Each line of the material must be returned exactly.

==============================

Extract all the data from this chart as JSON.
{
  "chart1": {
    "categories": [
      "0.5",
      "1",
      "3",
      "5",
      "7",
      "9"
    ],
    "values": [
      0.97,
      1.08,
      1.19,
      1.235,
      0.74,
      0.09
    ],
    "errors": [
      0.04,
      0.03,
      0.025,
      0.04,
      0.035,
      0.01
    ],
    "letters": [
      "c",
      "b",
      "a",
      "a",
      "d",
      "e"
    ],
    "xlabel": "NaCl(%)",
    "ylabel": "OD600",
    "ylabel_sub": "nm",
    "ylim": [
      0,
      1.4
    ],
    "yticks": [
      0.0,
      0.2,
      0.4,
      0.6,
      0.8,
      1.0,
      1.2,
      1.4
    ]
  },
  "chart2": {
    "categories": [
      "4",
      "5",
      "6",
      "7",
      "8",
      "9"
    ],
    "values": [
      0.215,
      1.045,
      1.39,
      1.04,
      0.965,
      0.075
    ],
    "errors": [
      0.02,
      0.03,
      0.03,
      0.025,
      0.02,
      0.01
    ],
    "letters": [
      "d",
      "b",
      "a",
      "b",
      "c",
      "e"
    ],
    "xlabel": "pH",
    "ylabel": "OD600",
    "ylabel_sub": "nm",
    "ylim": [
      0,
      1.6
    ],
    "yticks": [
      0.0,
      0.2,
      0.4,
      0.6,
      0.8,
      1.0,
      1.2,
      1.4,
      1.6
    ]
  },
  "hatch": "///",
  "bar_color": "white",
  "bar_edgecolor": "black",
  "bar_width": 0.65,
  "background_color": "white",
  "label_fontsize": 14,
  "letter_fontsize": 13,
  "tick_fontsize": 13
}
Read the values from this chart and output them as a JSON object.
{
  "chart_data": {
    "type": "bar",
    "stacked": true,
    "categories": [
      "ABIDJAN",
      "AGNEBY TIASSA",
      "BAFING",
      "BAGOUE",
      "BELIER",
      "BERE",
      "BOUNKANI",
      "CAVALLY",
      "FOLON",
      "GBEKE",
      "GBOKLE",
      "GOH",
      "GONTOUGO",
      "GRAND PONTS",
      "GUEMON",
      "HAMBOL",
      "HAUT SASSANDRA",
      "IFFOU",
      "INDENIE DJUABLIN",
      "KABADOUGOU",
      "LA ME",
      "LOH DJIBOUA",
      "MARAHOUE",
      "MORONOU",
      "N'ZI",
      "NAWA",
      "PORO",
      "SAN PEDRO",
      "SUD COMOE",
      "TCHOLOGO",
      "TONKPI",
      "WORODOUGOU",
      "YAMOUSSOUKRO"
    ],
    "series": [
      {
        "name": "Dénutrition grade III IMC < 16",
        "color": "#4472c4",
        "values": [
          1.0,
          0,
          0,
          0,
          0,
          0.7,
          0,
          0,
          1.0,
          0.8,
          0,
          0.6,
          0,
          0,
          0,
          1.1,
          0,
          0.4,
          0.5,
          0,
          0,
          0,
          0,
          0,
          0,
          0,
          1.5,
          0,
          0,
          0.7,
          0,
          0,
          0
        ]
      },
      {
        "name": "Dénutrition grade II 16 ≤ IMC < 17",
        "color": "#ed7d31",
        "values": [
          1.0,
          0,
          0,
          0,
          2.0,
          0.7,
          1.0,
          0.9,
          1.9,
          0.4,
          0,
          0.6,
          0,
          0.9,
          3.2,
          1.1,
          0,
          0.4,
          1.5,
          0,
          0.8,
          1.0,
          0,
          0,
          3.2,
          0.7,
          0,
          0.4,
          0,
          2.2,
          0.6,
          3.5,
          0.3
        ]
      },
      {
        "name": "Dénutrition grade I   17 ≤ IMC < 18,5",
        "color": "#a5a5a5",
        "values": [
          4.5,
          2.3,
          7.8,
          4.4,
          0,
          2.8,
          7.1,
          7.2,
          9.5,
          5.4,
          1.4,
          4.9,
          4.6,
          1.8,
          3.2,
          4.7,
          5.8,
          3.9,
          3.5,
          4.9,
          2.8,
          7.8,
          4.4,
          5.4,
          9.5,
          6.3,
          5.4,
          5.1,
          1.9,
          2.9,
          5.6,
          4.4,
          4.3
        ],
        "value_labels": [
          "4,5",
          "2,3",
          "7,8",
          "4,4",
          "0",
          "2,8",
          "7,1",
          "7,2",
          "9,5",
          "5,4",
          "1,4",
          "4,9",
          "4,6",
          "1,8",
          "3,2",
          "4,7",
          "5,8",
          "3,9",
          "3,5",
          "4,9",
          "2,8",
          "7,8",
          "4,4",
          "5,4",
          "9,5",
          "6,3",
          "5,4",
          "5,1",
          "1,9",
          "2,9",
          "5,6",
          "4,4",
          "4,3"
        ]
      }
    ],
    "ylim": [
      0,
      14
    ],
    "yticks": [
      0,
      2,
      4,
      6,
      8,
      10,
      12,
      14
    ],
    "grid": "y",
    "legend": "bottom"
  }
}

==============================

* **Full output**
Extract all the data from this chart as JSON.
{
  "chart1": {
    "categories": [
      "0.5",
      "1",
      "3",
      "5",
      "7",
      "9"
    ],
    "values": [
      0.97,
      1.08,
      1.19,
      1.235,
      0.74,
      0.09
    ],
    "errors": [
      0.04,
      0.03,
      0.025,
      0.04,
      0.035,
      0.01
    ],
    "letters": [
      "c",
      "b",
      "a",
      "a",
      "d",
      "e"
    ],
    "xlabel": "NaCl(%)",
    "ylabel": "OD600",
    "ylabel_sub": "nm",
    "ylim": [
      0,
      1.4
    ],
    "yticks": [
      0.0,
      0.2,
      0.4,
      0.6,
      0.8,
      1.0,
      1.2,
      1.4
    ]
  },
  "chart2": {
    "categories": [
      "4",
      "5",
      "6",
      "7",
      "8",
      "9"
    ],
    "values": [
      0.215,
      1.045,
      1.39,
      1.04,
      0.965,
      0.075
    ],
    "errors": [
      0.02,
      0.03,
      0.03,
      0.025,
      0.02,
      0.01
    ],
    "letters": [
      "d",
      "b",
      "a",
      "b",
      "c",
      "e"
    ],
    "xlabel": "pH",
    "ylabel": "OD600",
    "ylabel_sub": "nm",
    "ylim": [
      0,
      1.6
    ],
    "yticks": [
      0.0,
      0.2,
      0.4,
      0.6,
      0.8,
      1.0,
      1.2,
      1.4,
      1.6
    ]
  },
  "hatch": "///",
  "bar_color": "white",
  "bar_edgecolor": "black",
  "bar_width": 0.65,
  "background_color": "white",
  "label_fontsize": 14,
  "letter_fontsize": 13,
  "tick_fontsize": 13
}
Read the values from this chart and output them as a JSON object.
{
  "chart_data": {
    "type": "bar",
    "stacked": true,
    "categories": [
      "ABIDJAN",
      "AGNEBY TIASSA",
      "BAFING",
      "BAGOUE",
      "BELIER",
      "BERE",
      "BOUNKANI",
      "CAVALLY",
      "FOLON",
      "GBEKE",
      "GBOKLE",
      "GOH",
      "GONTOUGO",
      "GRAND PONTS",
      "GUEMON",
      "HAMBOL",
      "HAUT SASSANDRA",
      "IFFOU",
      "INDENIE DJUABLIN",
      "KABADOUGOU",
      "LA ME",
      "LOH DJIBOUA",
      "MARAHOUE",
      "MORONOU",
      "N'ZI",
      "NAWA",
      "PORO",
      "SAN PEDRO",
      "SUD COMOE",
      "TCHOLOGO",
      "TONKPI",
      "WORODOUGOU",
      "YAMOUSSOUKRO"
    ],
    "series": [
      {
        "name": "Dénutrition grade III IMC < 16",
        "color": "#4472c4",
        "values": [
          1.0,
          0,
          0,
          0,
          0,
          0.7,
          0,
          0,
          1.0,
          0.8,
          0,
          0.6,
          0,
          0,
          0,
          1.1,
          0,
          0.4,
          0.5,
          0,
          0,
          0,
          0,
          0,
          0,
          0,
          1.5,
          0,
          0,
          0.7,
          0,
          0,
          0
        ]
      },
      {
        "name": "Dénutrition grade II 16 ≤ IMC < 17",
        "color": "#ed7d31",
        "values": [
          1.0,
          0,
          0,
          0,
          2.0,
          0.7,
          1.0,
          0.9,
          1.9,
          0.4,
          0,
          0.6,
          0,
          0.9,
          3.2,
          1.1,
          0,
          0.4,
          1.5,
          0,
          0.8,
          1.0,
          0,
          0,
          3.2,
          0.7,
          0,
          0.4,
          0,
          2.2,
          0.6,
          3.5,
          0.3
        ]
      },
      {
        "name": "Dénutrition grade I   17 ≤ IMC < 18,5",
        "color": "#a5a5a5",
        "values": [
          4.5,
          2.3,
          7.8,
          4.4,
          0,
          2.8,
          7.1,
          7.2,
          9.5,
          5.4,
          1.4,
          4.9,
          4.6,
          1.8,
          3.2,
          4.7,
          5.8,
          3.9,
          3.5,
          4.9,
          2.8,
          7.8,
          4.4,
          5.4,
          9.5,
          6.3,
          5.4,
          5.1,
          1.9,
          2.9,
          5.6,
          4.4,
          4.3
        ],
        "value_labels": [
          "4,5",
          "2,3",
          "7,8",
          "4,4",
          "0",
          "2,8",
          "7,1",
          "7,2",
          "9,5",
          "5,4",
          "1,4",
          "4,9",
          "4,6",
          "1,8",
          "3,2",
          "4,7",
          "5,8",
          "3,9",
          "3,5",
          "4,9",
          "2,8",
          "7,8",
          "4,4",
          "5,4",
          "9,5",
          "6,3",
          "5,4",
          "5,1",
          "1,9",
          "2,9",
          "5,6",
          "4,4",
          "4,3"
        ]
      }
    ],
    "ylim": [
      0,
      14
    ],
    "yticks": [
      0,
      2,
      4,
      6,
      8,
      10,
      12,
      14
    ],
    "grid": "y",
    "legend": "bottom"
  }
}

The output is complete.